### Problem
Rewrite the entries that follow, replacing "close-button" with "dismiss-button" wherever it occurs and leaving everything else unchanged.

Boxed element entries
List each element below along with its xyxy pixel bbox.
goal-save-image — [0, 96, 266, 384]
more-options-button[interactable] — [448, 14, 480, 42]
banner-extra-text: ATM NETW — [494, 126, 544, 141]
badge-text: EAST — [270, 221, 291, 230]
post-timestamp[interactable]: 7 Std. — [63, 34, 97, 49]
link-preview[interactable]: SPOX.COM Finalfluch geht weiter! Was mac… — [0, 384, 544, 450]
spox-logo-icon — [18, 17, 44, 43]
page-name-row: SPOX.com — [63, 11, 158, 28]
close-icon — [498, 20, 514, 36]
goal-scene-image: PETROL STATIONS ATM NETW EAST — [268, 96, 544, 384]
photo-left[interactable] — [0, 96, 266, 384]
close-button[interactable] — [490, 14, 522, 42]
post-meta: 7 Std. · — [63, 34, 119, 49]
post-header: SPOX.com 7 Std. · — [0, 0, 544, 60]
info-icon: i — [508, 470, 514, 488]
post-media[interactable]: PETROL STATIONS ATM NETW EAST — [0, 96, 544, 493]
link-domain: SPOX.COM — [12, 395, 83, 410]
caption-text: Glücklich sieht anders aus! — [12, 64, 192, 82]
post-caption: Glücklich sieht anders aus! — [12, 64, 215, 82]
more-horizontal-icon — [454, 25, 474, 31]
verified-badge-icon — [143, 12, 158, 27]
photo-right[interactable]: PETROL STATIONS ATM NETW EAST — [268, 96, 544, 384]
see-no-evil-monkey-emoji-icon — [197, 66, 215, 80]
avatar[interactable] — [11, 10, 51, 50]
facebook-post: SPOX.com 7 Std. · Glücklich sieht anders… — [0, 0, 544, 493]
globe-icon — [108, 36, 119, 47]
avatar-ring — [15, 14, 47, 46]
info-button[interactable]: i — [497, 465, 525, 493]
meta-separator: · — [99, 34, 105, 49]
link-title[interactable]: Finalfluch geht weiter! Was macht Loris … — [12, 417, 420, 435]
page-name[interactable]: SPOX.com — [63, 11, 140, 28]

### Result of this task
List each element below along with its xyxy pixel bbox.
goal-save-image — [0, 96, 266, 384]
more-options-button[interactable] — [448, 14, 480, 42]
banner-extra-text: ATM NETW — [494, 126, 544, 141]
badge-text: EAST — [270, 221, 291, 230]
post-timestamp[interactable]: 7 Std. — [63, 34, 97, 49]
link-preview[interactable]: SPOX.COM Finalfluch geht weiter! Was mac… — [0, 384, 544, 450]
spox-logo-icon — [18, 17, 44, 43]
page-name-row: SPOX.com — [63, 11, 158, 28]
close-icon — [498, 20, 514, 36]
goal-scene-image: PETROL STATIONS ATM NETW EAST — [268, 96, 544, 384]
photo-left[interactable] — [0, 96, 266, 384]
dismiss-button[interactable] — [490, 14, 522, 42]
post-meta: 7 Std. · — [63, 34, 119, 49]
post-header: SPOX.com 7 Std. · — [0, 0, 544, 60]
info-icon: i — [508, 470, 514, 488]
post-media[interactable]: PETROL STATIONS ATM NETW EAST — [0, 96, 544, 493]
link-domain: SPOX.COM — [12, 395, 83, 410]
caption-text: Glücklich sieht anders aus! — [12, 64, 192, 82]
post-caption: Glücklich sieht anders aus! — [12, 64, 215, 82]
more-horizontal-icon — [454, 25, 474, 31]
verified-badge-icon — [143, 12, 158, 27]
photo-right[interactable]: PETROL STATIONS ATM NETW EAST — [268, 96, 544, 384]
see-no-evil-monkey-emoji-icon — [197, 66, 215, 80]
avatar[interactable] — [11, 10, 51, 50]
facebook-post: SPOX.com 7 Std. · Glücklich sieht anders… — [0, 0, 544, 493]
globe-icon — [108, 36, 119, 47]
avatar-ring — [15, 14, 47, 46]
info-button[interactable]: i — [497, 465, 525, 493]
meta-separator: · — [99, 34, 105, 49]
link-title[interactable]: Finalfluch geht weiter! Was macht Loris … — [12, 417, 420, 435]
page-name[interactable]: SPOX.com — [63, 11, 140, 28]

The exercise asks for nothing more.